**TASK STATEMENT:** Locate each line of the material that contains "JSON", then return it.

— Start DATA PROVIDED —

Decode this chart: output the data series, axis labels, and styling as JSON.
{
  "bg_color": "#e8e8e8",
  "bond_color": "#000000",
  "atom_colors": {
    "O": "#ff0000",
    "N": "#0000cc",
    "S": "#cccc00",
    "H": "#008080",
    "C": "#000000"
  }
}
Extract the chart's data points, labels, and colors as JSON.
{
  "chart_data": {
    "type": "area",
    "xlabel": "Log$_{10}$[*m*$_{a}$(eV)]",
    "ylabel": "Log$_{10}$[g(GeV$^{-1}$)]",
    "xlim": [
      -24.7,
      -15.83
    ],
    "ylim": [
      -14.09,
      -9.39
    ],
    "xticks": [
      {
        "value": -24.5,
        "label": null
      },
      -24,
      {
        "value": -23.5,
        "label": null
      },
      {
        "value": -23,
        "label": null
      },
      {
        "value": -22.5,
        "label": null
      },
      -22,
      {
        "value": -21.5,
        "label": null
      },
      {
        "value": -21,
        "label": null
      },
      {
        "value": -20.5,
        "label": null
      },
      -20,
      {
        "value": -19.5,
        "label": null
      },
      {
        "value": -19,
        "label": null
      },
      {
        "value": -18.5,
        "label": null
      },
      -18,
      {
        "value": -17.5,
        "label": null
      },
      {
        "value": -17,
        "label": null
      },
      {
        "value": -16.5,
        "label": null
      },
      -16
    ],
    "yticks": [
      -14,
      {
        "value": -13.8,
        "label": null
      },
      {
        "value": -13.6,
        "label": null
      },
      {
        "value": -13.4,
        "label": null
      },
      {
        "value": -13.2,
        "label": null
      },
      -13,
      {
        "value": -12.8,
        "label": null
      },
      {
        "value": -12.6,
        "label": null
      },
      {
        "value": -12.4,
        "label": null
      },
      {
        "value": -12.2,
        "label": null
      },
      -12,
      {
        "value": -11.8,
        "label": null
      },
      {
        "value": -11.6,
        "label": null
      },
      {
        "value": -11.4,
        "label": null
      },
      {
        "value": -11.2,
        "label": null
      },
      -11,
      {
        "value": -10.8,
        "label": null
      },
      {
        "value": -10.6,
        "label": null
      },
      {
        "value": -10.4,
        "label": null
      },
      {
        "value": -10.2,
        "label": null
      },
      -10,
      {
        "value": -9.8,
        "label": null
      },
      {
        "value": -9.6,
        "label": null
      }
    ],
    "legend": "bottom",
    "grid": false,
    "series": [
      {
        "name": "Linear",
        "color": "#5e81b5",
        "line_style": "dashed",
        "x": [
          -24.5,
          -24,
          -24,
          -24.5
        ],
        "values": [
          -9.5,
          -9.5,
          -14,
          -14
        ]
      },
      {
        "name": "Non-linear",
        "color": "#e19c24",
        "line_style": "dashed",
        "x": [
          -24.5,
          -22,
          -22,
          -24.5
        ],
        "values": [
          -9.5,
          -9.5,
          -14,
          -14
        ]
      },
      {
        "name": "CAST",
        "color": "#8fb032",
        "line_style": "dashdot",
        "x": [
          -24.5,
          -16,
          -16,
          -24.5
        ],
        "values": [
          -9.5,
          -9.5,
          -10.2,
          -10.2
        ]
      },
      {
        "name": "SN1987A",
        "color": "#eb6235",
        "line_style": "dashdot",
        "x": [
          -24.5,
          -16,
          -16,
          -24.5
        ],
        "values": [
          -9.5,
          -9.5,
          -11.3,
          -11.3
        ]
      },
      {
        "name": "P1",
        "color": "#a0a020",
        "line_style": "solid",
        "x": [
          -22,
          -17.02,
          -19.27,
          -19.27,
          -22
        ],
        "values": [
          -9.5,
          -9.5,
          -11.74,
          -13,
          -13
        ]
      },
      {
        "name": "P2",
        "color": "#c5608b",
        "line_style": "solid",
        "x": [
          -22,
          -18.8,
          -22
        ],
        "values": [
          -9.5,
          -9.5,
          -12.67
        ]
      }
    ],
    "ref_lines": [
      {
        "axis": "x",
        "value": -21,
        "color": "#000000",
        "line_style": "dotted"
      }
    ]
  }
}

— End DATA PROVIDED —

**THE REPLY:**
Decode this chart: output the data series, axis labels, and styling as JSON.
Extract the chart's data points, labels, and colors as JSON.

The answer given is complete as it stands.